-- start Material for this task --

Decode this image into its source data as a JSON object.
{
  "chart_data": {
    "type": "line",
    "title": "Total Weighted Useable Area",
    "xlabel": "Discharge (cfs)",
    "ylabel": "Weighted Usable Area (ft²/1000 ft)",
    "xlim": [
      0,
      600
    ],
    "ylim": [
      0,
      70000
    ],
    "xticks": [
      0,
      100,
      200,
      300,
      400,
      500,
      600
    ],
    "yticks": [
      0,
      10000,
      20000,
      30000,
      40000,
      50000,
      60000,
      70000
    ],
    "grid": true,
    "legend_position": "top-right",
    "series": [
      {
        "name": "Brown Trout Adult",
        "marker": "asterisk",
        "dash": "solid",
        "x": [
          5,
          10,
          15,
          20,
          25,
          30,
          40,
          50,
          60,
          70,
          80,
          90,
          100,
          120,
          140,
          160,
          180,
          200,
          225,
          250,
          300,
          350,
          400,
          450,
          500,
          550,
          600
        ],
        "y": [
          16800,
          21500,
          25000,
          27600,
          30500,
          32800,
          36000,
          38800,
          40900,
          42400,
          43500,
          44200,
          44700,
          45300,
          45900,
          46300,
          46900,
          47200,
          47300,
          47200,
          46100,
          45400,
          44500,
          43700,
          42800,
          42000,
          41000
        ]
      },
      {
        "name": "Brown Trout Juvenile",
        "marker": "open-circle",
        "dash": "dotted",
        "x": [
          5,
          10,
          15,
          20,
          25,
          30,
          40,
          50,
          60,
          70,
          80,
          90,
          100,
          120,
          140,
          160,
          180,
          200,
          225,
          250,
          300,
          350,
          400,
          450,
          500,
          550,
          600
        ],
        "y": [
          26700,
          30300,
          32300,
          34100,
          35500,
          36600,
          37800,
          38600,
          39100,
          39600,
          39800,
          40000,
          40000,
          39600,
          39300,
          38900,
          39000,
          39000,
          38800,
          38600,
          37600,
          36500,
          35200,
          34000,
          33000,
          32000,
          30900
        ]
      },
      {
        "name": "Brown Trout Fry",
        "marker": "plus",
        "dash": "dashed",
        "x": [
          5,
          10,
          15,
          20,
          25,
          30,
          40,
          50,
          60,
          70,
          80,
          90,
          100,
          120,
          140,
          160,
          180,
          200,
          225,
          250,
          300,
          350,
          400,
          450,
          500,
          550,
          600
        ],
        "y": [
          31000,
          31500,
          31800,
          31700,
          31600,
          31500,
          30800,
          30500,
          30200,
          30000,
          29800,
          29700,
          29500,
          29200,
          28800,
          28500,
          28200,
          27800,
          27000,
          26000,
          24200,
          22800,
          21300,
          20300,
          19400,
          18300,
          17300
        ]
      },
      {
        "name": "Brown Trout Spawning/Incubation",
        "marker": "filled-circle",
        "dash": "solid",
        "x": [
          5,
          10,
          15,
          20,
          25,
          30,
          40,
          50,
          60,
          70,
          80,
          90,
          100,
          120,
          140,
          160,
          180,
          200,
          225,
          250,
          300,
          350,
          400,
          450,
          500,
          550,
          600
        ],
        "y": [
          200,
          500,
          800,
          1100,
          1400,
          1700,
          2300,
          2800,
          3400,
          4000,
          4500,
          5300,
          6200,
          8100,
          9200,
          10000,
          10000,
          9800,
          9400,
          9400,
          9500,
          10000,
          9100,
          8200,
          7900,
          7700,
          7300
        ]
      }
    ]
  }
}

-- end Material for this task --

Locate the lines above that hold the word "Area". Show every one of them.

Exercise response =>
    "title": "Total Weighted Useable Area",
    "ylabel": "Weighted Usable Area (ft²/1000 ft)",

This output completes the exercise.